## Given problem
Quote the lines of the data from the line containing "slice-label: 大変不満 [18,80,62,94]" through the line containing "List UI elements", including both of those lines, and nothing else.

** start Data **

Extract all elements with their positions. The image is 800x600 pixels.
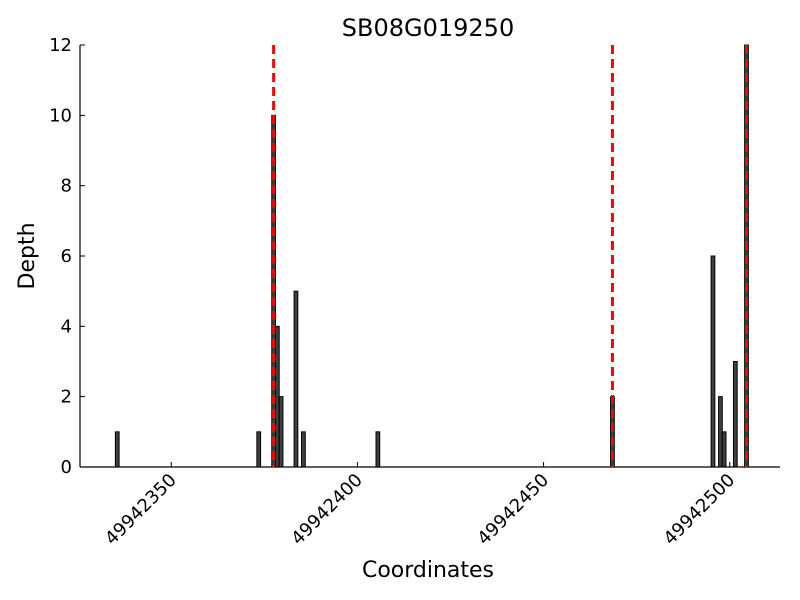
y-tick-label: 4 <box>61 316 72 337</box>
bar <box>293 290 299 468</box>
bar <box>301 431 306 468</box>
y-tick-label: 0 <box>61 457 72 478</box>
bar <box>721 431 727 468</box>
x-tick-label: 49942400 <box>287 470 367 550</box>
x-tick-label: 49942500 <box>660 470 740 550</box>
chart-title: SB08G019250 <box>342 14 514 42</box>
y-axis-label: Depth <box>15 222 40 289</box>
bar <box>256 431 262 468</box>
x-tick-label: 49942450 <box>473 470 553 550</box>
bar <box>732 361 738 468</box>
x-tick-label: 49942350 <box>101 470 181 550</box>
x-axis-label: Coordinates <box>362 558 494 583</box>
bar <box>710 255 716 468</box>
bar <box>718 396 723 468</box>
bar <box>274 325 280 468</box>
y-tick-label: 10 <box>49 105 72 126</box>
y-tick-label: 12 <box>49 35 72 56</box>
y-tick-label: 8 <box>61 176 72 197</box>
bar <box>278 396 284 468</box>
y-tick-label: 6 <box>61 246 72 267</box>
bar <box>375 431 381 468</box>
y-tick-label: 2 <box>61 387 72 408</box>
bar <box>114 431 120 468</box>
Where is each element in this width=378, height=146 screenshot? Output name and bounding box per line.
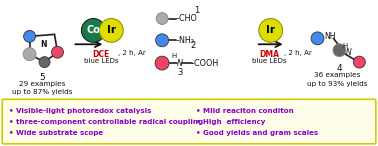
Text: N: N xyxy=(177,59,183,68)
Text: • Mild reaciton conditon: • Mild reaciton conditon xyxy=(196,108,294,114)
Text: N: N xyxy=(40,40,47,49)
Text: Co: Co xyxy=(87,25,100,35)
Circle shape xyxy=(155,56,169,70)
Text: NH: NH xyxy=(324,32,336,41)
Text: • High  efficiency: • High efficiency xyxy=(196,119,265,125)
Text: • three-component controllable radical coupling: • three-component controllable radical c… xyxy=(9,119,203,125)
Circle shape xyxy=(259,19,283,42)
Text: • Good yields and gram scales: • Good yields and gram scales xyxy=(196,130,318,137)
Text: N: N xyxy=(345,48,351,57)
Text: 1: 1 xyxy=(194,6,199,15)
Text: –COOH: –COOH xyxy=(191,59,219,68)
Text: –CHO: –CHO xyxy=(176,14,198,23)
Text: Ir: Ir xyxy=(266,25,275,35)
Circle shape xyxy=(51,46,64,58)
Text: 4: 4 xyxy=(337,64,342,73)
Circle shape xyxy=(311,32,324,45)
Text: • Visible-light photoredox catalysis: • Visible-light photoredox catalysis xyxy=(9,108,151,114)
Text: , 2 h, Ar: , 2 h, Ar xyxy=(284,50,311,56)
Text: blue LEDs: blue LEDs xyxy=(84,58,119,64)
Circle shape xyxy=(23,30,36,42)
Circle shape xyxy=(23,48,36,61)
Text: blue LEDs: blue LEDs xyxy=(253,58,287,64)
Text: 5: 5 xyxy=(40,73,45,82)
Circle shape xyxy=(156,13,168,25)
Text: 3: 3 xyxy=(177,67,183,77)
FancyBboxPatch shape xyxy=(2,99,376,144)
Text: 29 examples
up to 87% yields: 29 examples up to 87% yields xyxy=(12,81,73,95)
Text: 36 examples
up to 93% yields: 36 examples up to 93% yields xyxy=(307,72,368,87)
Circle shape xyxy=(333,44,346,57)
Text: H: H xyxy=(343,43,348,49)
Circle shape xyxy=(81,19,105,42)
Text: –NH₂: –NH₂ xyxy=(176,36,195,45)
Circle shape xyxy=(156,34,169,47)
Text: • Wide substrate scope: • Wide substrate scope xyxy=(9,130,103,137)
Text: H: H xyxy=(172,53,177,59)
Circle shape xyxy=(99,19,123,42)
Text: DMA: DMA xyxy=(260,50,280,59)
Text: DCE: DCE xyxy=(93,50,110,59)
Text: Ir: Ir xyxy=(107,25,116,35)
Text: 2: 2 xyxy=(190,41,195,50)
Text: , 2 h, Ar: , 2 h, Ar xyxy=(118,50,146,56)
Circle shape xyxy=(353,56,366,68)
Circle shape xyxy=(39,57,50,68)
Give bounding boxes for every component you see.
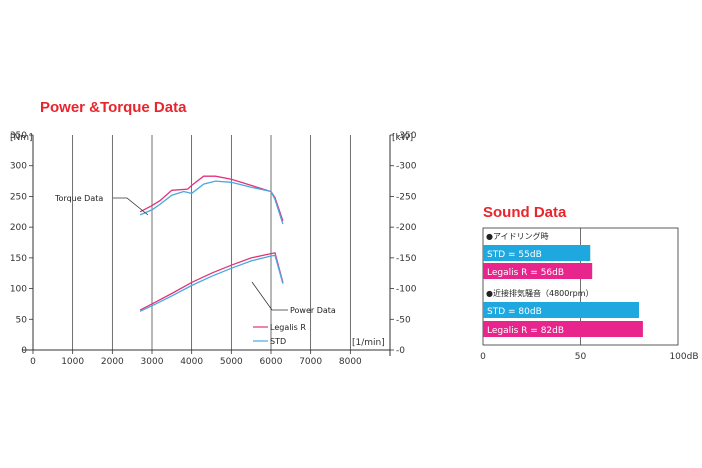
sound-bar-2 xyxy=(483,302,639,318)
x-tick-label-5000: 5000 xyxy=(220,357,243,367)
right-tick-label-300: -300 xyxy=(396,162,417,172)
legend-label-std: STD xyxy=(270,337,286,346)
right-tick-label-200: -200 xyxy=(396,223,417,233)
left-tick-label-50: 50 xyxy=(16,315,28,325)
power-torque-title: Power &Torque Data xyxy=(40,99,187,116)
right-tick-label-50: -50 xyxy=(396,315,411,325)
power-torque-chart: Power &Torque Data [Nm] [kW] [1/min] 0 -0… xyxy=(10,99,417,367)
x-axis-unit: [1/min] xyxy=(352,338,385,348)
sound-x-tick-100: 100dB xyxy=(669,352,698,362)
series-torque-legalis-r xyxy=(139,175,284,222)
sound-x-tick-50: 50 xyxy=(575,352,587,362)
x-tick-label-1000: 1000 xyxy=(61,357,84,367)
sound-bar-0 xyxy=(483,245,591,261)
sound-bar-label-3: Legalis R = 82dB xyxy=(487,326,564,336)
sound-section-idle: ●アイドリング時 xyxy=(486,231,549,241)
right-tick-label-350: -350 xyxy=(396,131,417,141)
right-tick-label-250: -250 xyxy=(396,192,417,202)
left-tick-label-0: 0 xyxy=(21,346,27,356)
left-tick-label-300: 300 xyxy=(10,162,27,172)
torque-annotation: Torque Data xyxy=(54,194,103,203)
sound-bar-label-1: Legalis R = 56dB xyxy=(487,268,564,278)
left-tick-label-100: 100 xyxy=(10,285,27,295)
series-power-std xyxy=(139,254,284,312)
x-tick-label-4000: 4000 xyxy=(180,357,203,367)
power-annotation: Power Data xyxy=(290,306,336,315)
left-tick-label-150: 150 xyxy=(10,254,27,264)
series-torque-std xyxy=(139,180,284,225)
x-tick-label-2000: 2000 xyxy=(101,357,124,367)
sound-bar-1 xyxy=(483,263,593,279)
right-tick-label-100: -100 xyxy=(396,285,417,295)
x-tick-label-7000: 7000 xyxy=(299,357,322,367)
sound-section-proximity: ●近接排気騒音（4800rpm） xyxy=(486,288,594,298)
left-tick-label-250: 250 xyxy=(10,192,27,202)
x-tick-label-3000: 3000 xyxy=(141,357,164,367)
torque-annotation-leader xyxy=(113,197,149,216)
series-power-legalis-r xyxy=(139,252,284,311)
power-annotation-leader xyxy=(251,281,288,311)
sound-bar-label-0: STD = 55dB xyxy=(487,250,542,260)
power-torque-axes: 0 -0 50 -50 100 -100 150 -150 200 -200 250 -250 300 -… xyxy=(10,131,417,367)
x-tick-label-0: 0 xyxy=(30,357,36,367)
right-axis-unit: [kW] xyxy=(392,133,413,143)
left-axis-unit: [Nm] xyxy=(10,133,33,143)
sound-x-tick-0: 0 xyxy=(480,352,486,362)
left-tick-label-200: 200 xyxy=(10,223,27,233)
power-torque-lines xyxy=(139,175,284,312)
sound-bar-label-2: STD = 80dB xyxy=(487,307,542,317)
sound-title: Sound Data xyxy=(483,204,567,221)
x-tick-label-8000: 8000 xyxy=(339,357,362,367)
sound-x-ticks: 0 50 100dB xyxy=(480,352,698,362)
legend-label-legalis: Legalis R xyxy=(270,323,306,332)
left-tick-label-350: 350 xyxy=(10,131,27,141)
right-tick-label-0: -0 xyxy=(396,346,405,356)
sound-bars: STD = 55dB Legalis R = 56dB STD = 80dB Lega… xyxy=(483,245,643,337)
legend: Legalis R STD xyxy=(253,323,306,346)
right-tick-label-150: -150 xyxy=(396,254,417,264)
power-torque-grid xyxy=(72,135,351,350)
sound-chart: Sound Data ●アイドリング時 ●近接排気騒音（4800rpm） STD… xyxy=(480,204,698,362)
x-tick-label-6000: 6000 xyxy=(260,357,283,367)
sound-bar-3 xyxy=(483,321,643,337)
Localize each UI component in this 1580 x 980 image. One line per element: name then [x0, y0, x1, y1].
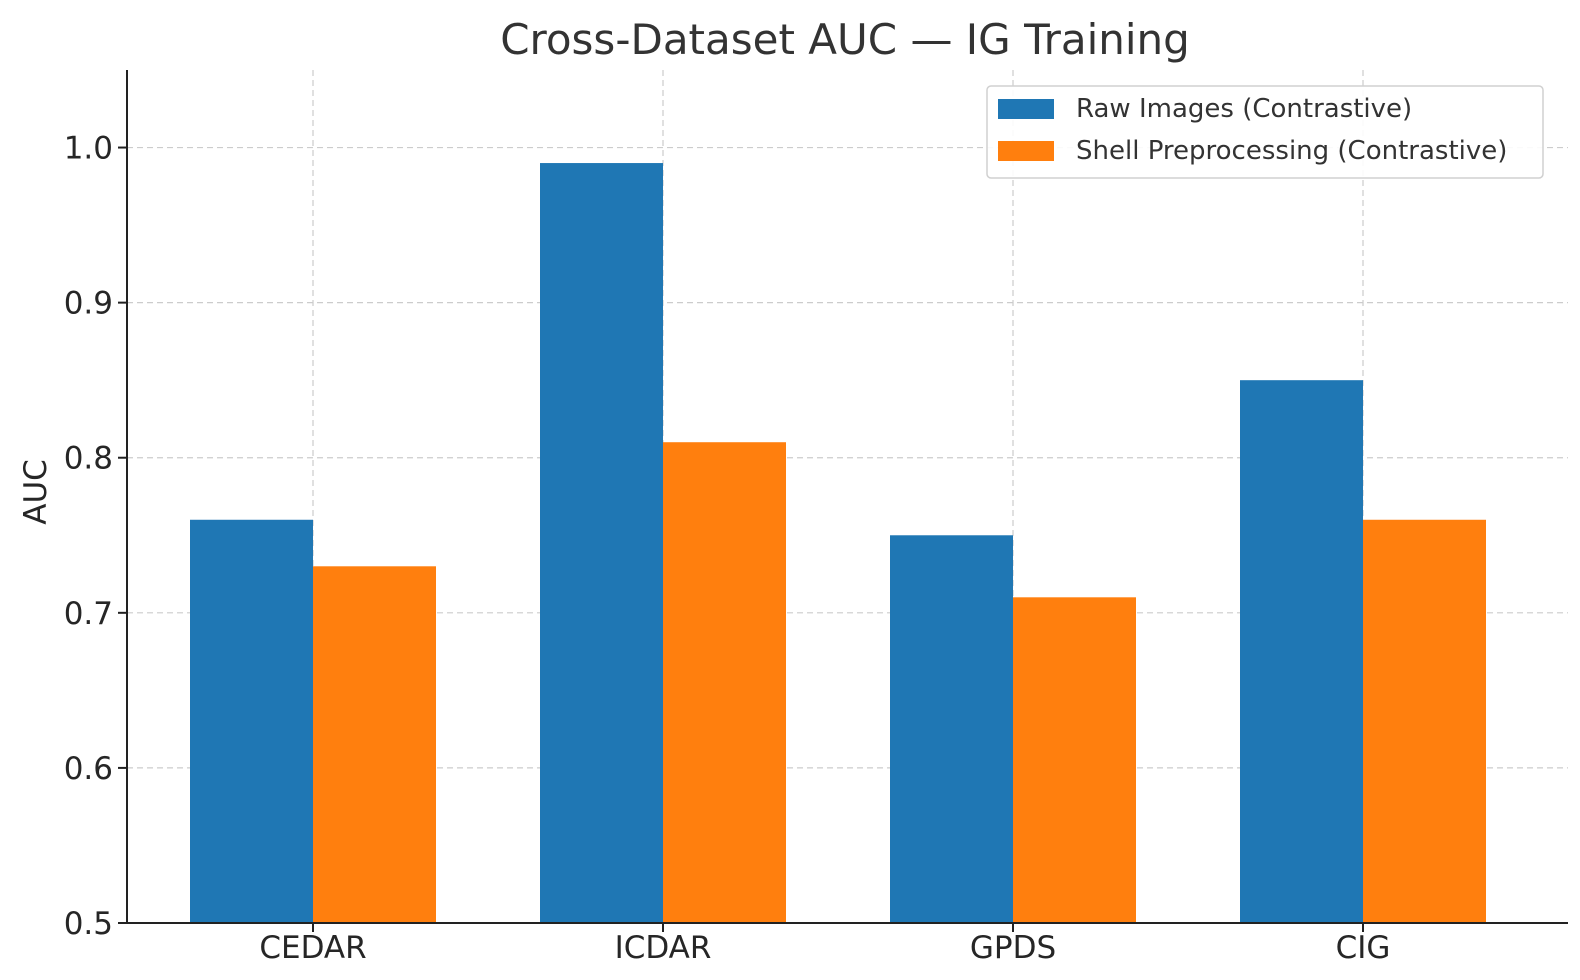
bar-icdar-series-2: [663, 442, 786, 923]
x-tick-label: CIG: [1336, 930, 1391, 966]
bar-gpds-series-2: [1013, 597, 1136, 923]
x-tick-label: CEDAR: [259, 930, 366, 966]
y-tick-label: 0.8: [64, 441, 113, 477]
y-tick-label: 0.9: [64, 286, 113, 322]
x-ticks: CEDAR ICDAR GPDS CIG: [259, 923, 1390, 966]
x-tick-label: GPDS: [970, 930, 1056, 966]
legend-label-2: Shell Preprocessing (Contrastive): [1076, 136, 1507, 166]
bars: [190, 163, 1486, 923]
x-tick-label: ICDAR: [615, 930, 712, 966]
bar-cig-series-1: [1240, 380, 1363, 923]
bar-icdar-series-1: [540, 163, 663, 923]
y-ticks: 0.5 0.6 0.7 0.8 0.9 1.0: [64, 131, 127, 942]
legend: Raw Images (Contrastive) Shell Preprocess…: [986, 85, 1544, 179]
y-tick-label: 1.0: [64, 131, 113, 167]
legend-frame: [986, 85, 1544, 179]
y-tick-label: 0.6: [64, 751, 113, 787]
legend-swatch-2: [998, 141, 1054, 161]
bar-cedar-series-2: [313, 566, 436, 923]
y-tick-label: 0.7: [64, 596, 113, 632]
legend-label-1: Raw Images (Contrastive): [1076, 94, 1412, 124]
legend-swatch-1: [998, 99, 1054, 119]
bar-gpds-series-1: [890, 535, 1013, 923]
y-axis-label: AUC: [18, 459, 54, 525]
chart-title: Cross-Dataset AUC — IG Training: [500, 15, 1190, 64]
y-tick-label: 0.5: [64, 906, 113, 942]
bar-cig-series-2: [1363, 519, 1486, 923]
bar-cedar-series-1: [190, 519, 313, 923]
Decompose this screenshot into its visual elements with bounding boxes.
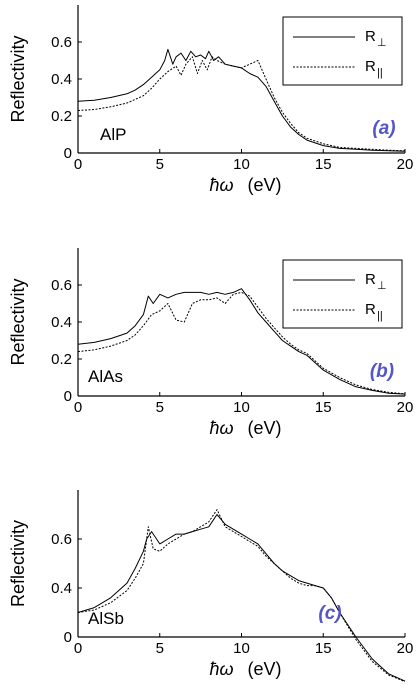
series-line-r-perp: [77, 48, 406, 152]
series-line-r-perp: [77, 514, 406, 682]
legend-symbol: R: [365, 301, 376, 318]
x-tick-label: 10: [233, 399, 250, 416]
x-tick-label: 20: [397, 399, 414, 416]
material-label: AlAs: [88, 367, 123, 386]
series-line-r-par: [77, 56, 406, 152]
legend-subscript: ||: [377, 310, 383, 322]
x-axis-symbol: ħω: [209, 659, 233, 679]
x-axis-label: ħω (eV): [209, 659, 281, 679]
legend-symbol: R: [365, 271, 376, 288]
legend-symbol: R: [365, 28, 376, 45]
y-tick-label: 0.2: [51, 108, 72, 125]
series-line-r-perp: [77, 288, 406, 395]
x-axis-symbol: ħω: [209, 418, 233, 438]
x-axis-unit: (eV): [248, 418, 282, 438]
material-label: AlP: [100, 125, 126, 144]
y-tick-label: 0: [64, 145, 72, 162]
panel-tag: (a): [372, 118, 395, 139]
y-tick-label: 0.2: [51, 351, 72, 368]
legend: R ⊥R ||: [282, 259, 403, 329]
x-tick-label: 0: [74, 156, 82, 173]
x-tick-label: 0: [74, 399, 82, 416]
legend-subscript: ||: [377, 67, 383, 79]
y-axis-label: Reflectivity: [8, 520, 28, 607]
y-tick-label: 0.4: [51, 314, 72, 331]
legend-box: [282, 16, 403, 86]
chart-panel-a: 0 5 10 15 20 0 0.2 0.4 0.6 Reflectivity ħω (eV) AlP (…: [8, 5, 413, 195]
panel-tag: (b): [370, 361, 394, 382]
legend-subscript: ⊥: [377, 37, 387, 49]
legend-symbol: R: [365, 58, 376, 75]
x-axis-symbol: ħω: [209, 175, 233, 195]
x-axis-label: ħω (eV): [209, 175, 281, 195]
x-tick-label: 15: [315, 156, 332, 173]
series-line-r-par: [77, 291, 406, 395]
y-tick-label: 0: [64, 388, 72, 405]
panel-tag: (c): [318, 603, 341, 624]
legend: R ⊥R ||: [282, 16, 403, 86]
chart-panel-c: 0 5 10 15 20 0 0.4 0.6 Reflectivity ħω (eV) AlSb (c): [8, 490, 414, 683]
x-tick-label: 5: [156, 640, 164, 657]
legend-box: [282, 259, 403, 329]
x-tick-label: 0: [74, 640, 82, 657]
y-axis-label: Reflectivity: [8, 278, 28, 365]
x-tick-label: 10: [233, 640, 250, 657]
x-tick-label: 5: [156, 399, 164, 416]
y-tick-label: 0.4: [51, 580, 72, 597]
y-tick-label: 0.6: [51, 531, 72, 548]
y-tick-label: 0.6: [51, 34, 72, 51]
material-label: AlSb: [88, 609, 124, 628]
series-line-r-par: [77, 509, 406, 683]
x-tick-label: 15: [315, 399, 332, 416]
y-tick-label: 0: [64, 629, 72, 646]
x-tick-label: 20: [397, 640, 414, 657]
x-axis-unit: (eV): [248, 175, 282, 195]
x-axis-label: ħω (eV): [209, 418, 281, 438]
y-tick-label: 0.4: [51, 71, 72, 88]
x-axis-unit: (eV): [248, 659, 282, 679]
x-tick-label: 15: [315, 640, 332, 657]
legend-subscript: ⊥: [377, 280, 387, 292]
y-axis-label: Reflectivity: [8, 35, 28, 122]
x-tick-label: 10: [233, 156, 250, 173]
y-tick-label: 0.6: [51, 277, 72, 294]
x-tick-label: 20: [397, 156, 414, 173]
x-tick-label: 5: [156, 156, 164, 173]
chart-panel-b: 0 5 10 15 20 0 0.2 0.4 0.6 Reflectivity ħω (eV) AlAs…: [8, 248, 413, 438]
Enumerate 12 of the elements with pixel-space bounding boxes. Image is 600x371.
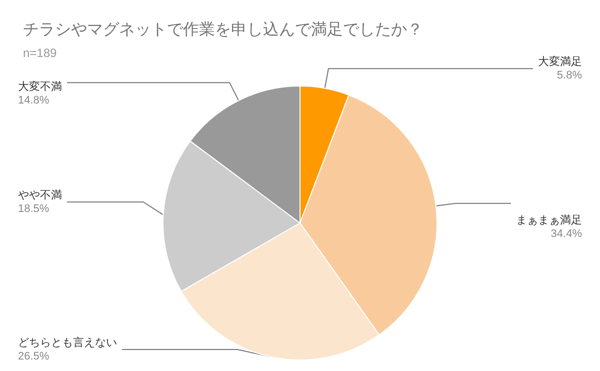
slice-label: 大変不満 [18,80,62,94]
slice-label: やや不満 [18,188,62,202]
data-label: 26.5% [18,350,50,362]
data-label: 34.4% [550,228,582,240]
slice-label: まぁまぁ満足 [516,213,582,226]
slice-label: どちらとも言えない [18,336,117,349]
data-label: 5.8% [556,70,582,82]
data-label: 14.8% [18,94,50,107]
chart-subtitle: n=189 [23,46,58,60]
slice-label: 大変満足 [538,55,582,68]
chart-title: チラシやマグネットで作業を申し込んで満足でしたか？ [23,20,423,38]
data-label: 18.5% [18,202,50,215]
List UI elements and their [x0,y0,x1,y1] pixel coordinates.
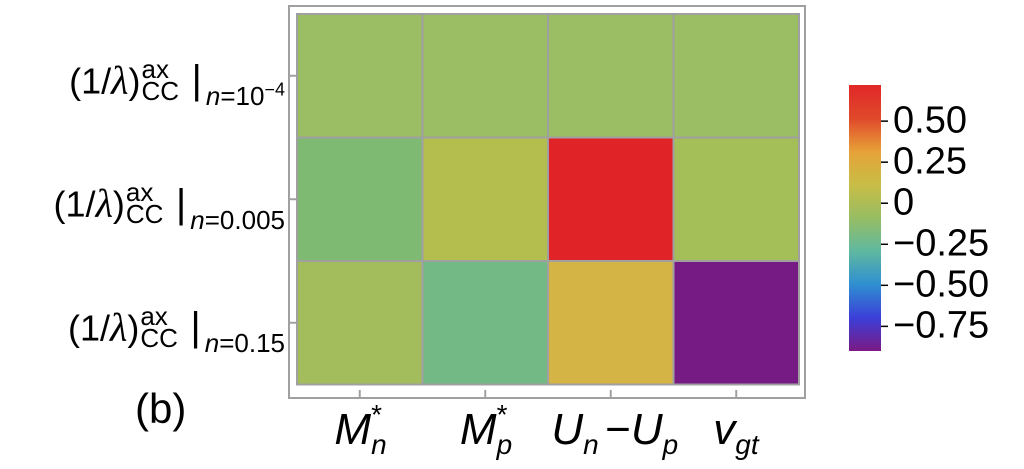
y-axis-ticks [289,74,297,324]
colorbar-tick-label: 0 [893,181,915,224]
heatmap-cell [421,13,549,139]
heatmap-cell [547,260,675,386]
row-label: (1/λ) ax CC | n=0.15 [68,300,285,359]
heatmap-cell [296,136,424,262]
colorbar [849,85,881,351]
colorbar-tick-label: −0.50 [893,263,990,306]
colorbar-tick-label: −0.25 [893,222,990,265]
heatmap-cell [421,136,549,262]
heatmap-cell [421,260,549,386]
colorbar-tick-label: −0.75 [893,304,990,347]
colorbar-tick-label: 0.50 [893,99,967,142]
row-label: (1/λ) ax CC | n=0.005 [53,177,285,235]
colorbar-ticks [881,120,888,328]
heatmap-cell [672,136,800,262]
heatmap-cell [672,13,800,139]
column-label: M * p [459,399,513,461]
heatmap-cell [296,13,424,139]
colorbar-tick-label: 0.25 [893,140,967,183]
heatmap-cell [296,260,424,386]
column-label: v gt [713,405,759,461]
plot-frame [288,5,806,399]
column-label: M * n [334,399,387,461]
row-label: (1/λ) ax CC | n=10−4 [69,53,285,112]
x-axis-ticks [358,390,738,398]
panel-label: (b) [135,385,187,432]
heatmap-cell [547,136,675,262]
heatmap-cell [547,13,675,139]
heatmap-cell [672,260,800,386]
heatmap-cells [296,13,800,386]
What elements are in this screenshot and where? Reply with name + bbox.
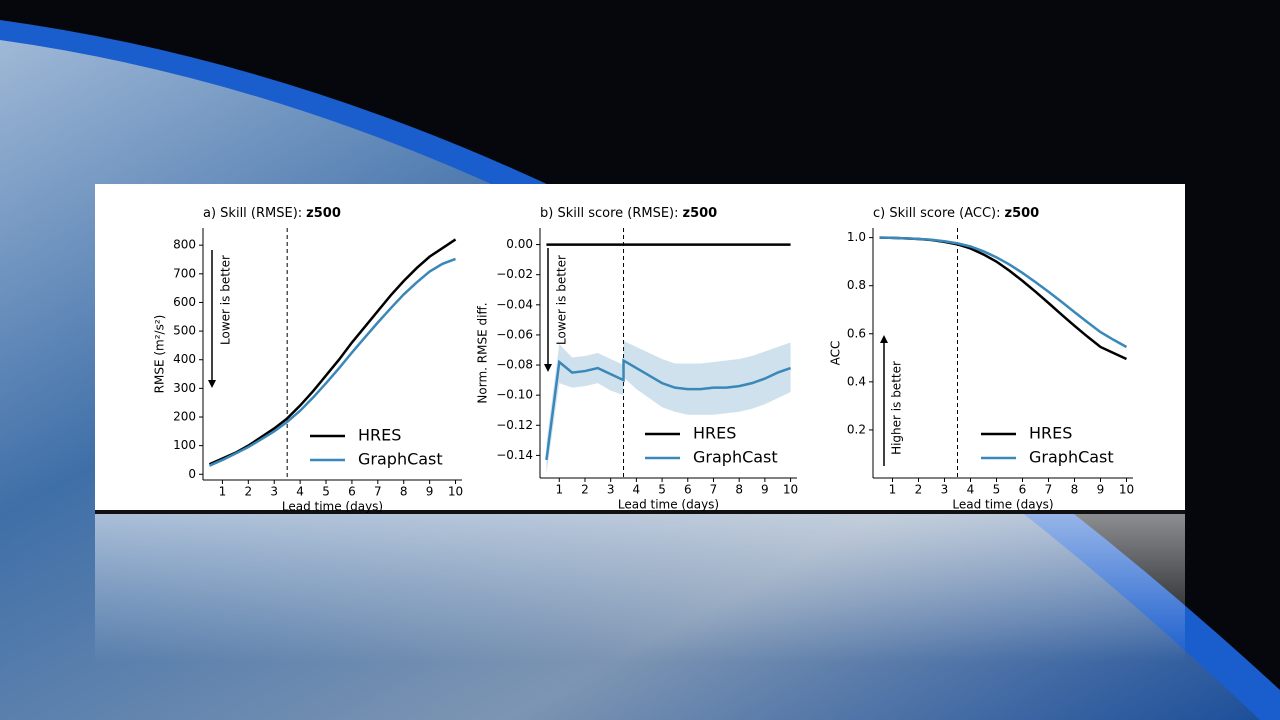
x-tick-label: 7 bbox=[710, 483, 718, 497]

** end Data **

## Answer to this problem
slice-label: 大変不満 [18,80,62,94]
slice-label: やや不満 [18,188,62,202]
data-label: 26.5% [18,350,50,362]
data-label: 34.4% [550,228,582,240]
slice-label: まぁまぁ満足 [516,213,582,226]
slice-label: どちらとも言えない [18,336,117,349]
data-label: 5.8% [556,70,582,82]
data-label: 14.8% [18,94,50,107]
chart-subtitle: n=189 [23,46,58,60]
slice-label: 大変満足 [538,55,582,68]
chart-title: チラシやマグネットで作業を申し込んで満足でしたか？ [23,20,423,38]
data-label: 18.5% [18,202,50,215]
List UI elements and their [x0,y0,x1,y1] pixel coordinates.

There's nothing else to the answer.